## Do this
Copy out all lines that hold "proper".

[Records contained in a dataset]
————
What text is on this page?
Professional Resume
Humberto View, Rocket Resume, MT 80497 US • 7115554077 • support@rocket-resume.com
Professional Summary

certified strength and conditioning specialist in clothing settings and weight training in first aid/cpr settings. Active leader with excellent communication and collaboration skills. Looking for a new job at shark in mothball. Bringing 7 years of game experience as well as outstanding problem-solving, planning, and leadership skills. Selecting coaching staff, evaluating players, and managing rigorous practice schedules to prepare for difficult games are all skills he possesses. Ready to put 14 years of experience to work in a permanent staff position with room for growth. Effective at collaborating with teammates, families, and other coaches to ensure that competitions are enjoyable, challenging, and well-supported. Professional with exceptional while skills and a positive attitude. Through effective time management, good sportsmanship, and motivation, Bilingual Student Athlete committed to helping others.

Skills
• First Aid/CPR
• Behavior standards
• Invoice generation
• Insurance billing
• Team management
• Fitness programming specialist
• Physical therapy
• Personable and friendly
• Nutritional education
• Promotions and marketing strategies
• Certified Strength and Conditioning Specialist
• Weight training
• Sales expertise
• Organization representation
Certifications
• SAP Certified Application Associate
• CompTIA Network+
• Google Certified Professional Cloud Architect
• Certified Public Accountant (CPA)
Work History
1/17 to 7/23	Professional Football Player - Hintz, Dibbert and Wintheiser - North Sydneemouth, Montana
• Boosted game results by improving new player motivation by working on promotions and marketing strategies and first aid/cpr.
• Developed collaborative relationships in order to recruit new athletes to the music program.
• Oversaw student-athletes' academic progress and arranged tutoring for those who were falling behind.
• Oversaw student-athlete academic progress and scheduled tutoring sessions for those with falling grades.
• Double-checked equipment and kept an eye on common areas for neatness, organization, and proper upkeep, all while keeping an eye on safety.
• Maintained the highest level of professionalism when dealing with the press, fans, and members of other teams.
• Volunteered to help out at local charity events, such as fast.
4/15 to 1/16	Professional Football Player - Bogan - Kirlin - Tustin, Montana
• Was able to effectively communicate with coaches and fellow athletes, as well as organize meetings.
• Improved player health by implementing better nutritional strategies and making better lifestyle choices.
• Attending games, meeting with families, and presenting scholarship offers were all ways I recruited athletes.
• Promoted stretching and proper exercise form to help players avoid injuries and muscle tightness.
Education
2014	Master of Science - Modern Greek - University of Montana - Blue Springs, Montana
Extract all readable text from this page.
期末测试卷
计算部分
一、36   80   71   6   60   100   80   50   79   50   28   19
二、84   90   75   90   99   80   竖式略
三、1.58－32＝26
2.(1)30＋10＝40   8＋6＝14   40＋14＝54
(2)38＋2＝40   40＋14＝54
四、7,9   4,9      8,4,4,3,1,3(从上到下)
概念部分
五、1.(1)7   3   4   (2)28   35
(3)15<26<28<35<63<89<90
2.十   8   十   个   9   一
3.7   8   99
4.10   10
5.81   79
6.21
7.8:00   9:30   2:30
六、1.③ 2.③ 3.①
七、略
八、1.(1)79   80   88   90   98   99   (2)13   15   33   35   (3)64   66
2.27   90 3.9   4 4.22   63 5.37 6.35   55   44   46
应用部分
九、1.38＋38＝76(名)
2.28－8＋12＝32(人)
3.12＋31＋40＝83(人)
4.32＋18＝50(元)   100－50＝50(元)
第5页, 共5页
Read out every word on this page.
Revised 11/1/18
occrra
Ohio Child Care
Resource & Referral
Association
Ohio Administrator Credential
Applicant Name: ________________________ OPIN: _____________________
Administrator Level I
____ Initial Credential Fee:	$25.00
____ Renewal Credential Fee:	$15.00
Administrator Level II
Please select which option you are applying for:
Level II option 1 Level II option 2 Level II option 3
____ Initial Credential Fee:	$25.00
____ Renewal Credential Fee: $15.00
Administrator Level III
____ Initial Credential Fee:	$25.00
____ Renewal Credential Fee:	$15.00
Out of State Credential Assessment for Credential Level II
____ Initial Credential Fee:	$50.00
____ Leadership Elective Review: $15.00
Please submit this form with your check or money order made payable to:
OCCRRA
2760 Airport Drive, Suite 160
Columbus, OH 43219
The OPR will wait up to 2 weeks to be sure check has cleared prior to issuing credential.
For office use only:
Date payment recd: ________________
————
## Expected answer
• Double-checked equipment and kept an eye on common areas for neatness, organization, and proper upkeep, all while keeping an eye on safety.
• Promoted stretching and proper exercise form to help players avoid injuries and muscle tightness.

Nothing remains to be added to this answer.